- [EXERCISE OBJECTIVE] From the listing below, pull out all lines with "color" in them.

- [DATASET ENTRIES]
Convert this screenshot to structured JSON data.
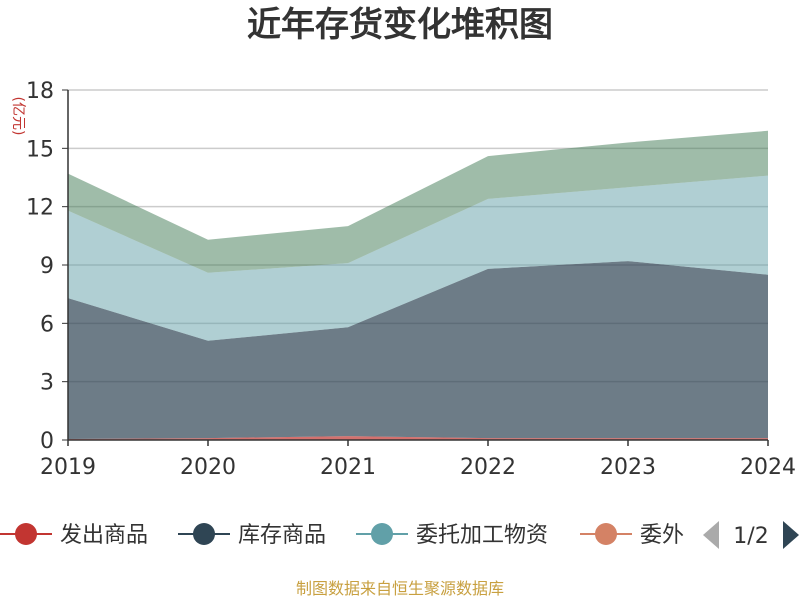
{
  "chart_data": {
    "type": "area",
    "stacked": true,
    "title": "近年存货变化堆积图",
    "ylabel": "(亿元)",
    "categories": [
      "2019",
      "2020",
      "2021",
      "2022",
      "2023",
      "2024"
    ],
    "ylim": [
      0,
      18
    ],
    "yticks": [
      0,
      3,
      6,
      9,
      12,
      15,
      18
    ],
    "grid": true,
    "series": [
      {
        "name": "发出商品",
        "color": "#c23531",
        "values": [
          0.05,
          0.1,
          0.2,
          0.1,
          0.1,
          0.1
        ]
      },
      {
        "name": "库存商品",
        "color": "#2f4554",
        "values": [
          7.25,
          5.0,
          5.6,
          8.7,
          9.1,
          8.4
        ]
      },
      {
        "name": "委托加工物资",
        "color": "#61a0a8",
        "values": [
          4.5,
          3.5,
          3.3,
          3.6,
          3.8,
          5.1
        ]
      },
      {
        "name": "委外",
        "color": "#d48265",
        "values": [
          1.9,
          1.7,
          1.9,
          2.2,
          2.3,
          2.3
        ]
      }
    ],
    "legend": {
      "placement": "bottom",
      "visible": [
        "发出商品",
        "库存商品",
        "委托加工物资",
        "委外"
      ],
      "page": "1/2"
    }
  },
  "source": "制图数据来自恒生聚源数据库"
}
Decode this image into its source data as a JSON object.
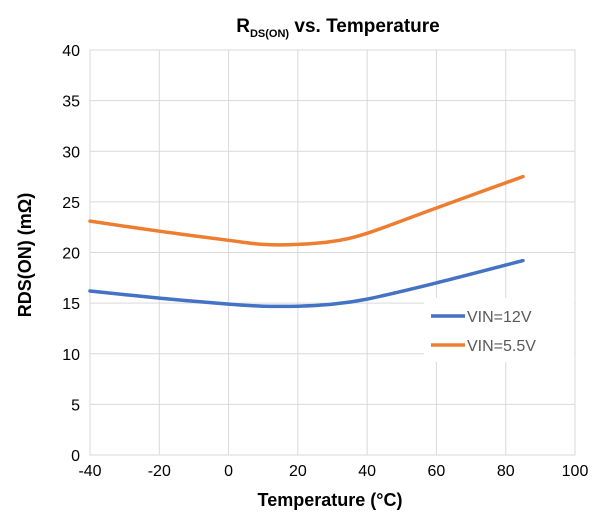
{
  "chart_data": {
    "type": "line",
    "title": {
      "prefix": "R",
      "subscript": "DS(ON)",
      "suffix": " vs. Temperature"
    },
    "xlabel": "Temperature (°C)",
    "ylabel": "RDS(ON) (mΩ)",
    "xlim": [
      -40,
      100
    ],
    "ylim": [
      0,
      40
    ],
    "x_ticks": [
      "-40",
      "-20",
      "0",
      "20",
      "40",
      "60",
      "80",
      "100"
    ],
    "y_ticks": [
      "0",
      "5",
      "10",
      "15",
      "20",
      "25",
      "30",
      "35",
      "40"
    ],
    "grid": true,
    "legend_position": "right",
    "series": [
      {
        "name": "VIN=12V",
        "color": "#4472C4",
        "x": [
          -40,
          -20,
          0,
          10,
          20,
          30,
          40,
          60,
          85
        ],
        "y": [
          16.2,
          15.5,
          14.9,
          14.7,
          14.7,
          14.9,
          15.4,
          17.0,
          19.2
        ]
      },
      {
        "name": "VIN=5.5V",
        "color": "#ED7D31",
        "x": [
          -40,
          -20,
          0,
          10,
          20,
          30,
          40,
          60,
          85
        ],
        "y": [
          23.1,
          22.1,
          21.2,
          20.8,
          20.8,
          21.1,
          21.9,
          24.4,
          27.5
        ]
      }
    ]
  }
}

- [REPLY TO THE TASK]
        "color": "#c23531",
        "color": "#2f4554",
        "color": "#61a0a8",
        "color": "#d48265",
        "color": "#4472C4",
        "color": "#ED7D31",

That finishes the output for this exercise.